• [What you are asked to do]: Repeat all the material exactly; pictures stay out of your copy.

[Source records]
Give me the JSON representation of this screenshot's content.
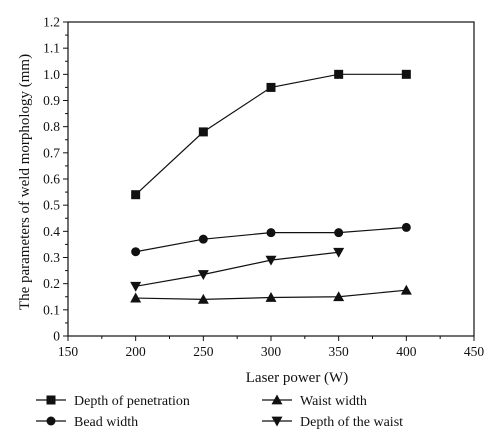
{
  "chart_data": {
    "type": "line",
    "xlabel": "Laser power (W)",
    "ylabel": "The parameters of weld morphology (mm)",
    "xlim": [
      150,
      450
    ],
    "ylim": [
      0,
      1.2
    ],
    "x_ticks": [
      "150",
      "200",
      "250",
      "300",
      "350",
      "400",
      "450"
    ],
    "y_ticks": [
      "0",
      "0.1",
      "0.2",
      "0.3",
      "0.4",
      "0.5",
      "0.6",
      "0.7",
      "0.8",
      "0.9",
      "1.0",
      "1.1",
      "1.2"
    ],
    "grid": false,
    "legend_position": "bottom",
    "series": [
      {
        "name": "Depth of penetration",
        "marker": "square",
        "x": [
          200,
          250,
          300,
          350,
          400
        ],
        "values": [
          0.54,
          0.78,
          0.95,
          1.0,
          1.0
        ]
      },
      {
        "name": "Waist width",
        "marker": "triangle-up",
        "x": [
          200,
          250,
          300,
          350,
          400
        ],
        "values": [
          0.145,
          0.14,
          0.147,
          0.15,
          0.175
        ]
      },
      {
        "name": "Bead width",
        "marker": "circle",
        "x": [
          200,
          250,
          300,
          350,
          400
        ],
        "values": [
          0.322,
          0.37,
          0.395,
          0.395,
          0.415
        ]
      },
      {
        "name": "Depth of the waist",
        "marker": "triangle-down",
        "x": [
          200,
          250,
          300,
          350
        ],
        "values": [
          0.19,
          0.235,
          0.29,
          0.32
        ]
      }
    ]
  }
}
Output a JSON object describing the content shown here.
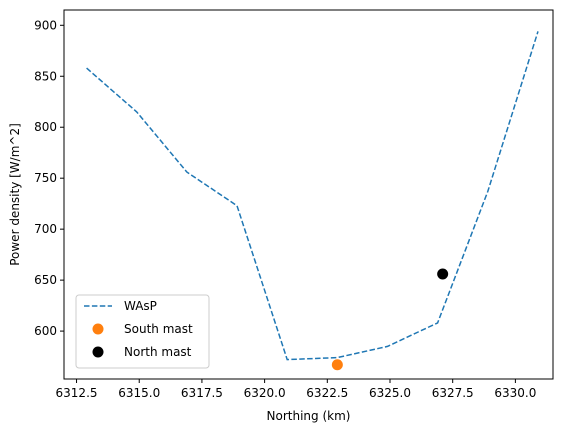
{
  "chart_data": {
    "type": "line",
    "title": "",
    "xlabel": "Northing (km)",
    "ylabel": "Power density [W/m^2]",
    "xlim": [
      6312.0,
      6331.5
    ],
    "ylim": [
      553,
      915
    ],
    "xticks": [
      6312.5,
      6315.0,
      6317.5,
      6320.0,
      6322.5,
      6325.0,
      6327.5,
      6330.0
    ],
    "xtick_labels": [
      "6312.5",
      "6315.0",
      "6317.5",
      "6320.0",
      "6322.5",
      "6325.0",
      "6327.5",
      "6330.0"
    ],
    "yticks": [
      600,
      650,
      700,
      750,
      800,
      850,
      900
    ],
    "ytick_labels": [
      "600",
      "650",
      "700",
      "750",
      "800",
      "850",
      "900"
    ],
    "grid": false,
    "legend_position": "lower-left",
    "series": [
      {
        "name": "WAsP",
        "kind": "line",
        "style": "dashed",
        "color": "#1f77b4",
        "x": [
          6312.9,
          6314.9,
          6316.9,
          6318.9,
          6320.9,
          6322.9,
          6324.9,
          6326.9,
          6328.9,
          6330.9
        ],
        "y": [
          858,
          815,
          756,
          723,
          572,
          574,
          585,
          608,
          737,
          894
        ]
      },
      {
        "name": "South mast",
        "kind": "marker",
        "color": "#ff7f0e",
        "x": [
          6322.9
        ],
        "y": [
          567
        ]
      },
      {
        "name": "North mast",
        "kind": "marker",
        "color": "#000000",
        "x": [
          6327.1
        ],
        "y": [
          656
        ]
      }
    ]
  }
}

• [Problem solution]:
Give me the JSON representation of this screenshot's content.
{
  "chart_data": {
    "type": "line",
    "xlabel": "Laser power (W)",
    "ylabel": "The parameters of weld morphology (mm)",
    "xlim": [
      150,
      450
    ],
    "ylim": [
      0,
      1.2
    ],
    "x_ticks": [
      "150",
      "200",
      "250",
      "300",
      "350",
      "400",
      "450"
    ],
    "y_ticks": [
      "0",
      "0.1",
      "0.2",
      "0.3",
      "0.4",
      "0.5",
      "0.6",
      "0.7",
      "0.8",
      "0.9",
      "1.0",
      "1.1",
      "1.2"
    ],
    "grid": false,
    "legend_position": "bottom",
    "series": [
      {
        "name": "Depth of penetration",
        "marker": "square",
        "x": [
          200,
          250,
          300,
          350,
          400
        ],
        "values": [
          0.54,
          0.78,
          0.95,
          1.0,
          1.0
        ]
      },
      {
        "name": "Waist width",
        "marker": "triangle-up",
        "x": [
          200,
          250,
          300,
          350,
          400
        ],
        "values": [
          0.145,
          0.14,
          0.147,
          0.15,
          0.175
        ]
      },
      {
        "name": "Bead width",
        "marker": "circle",
        "x": [
          200,
          250,
          300,
          350,
          400
        ],
        "values": [
          0.322,
          0.37,
          0.395,
          0.395,
          0.415
        ]
      },
      {
        "name": "Depth of the waist",
        "marker": "triangle-down",
        "x": [
          200,
          250,
          300,
          350
        ],
        "values": [
          0.19,
          0.235,
          0.29,
          0.32
        ]
      }
    ]
  }
}
Output a JSON object describing the content shown here.
{
  "chart_data": {
    "type": "line",
    "title": "",
    "xlabel": "Northing (km)",
    "ylabel": "Power density [W/m^2]",
    "xlim": [
      6312.0,
      6331.5
    ],
    "ylim": [
      553,
      915
    ],
    "xticks": [
      6312.5,
      6315.0,
      6317.5,
      6320.0,
      6322.5,
      6325.0,
      6327.5,
      6330.0
    ],
    "xtick_labels": [
      "6312.5",
      "6315.0",
      "6317.5",
      "6320.0",
      "6322.5",
      "6325.0",
      "6327.5",
      "6330.0"
    ],
    "yticks": [
      600,
      650,
      700,
      750,
      800,
      850,
      900
    ],
    "ytick_labels": [
      "600",
      "650",
      "700",
      "750",
      "800",
      "850",
      "900"
    ],
    "grid": false,
    "legend_position": "lower-left",
    "series": [
      {
        "name": "WAsP",
        "kind": "line",
        "style": "dashed",
        "color": "#1f77b4",
        "x": [
          6312.9,
          6314.9,
          6316.9,
          6318.9,
          6320.9,
          6322.9,
          6324.9,
          6326.9,
          6328.9,
          6330.9
        ],
        "y": [
          858,
          815,
          756,
          723,
          572,
          574,
          585,
          608,
          737,
          894
        ]
      },
      {
        "name": "South mast",
        "kind": "marker",
        "color": "#ff7f0e",
        "x": [
          6322.9
        ],
        "y": [
          567
        ]
      },
      {
        "name": "North mast",
        "kind": "marker",
        "color": "#000000",
        "x": [
          6327.1
        ],
        "y": [
          656
        ]
      }
    ]
  }
}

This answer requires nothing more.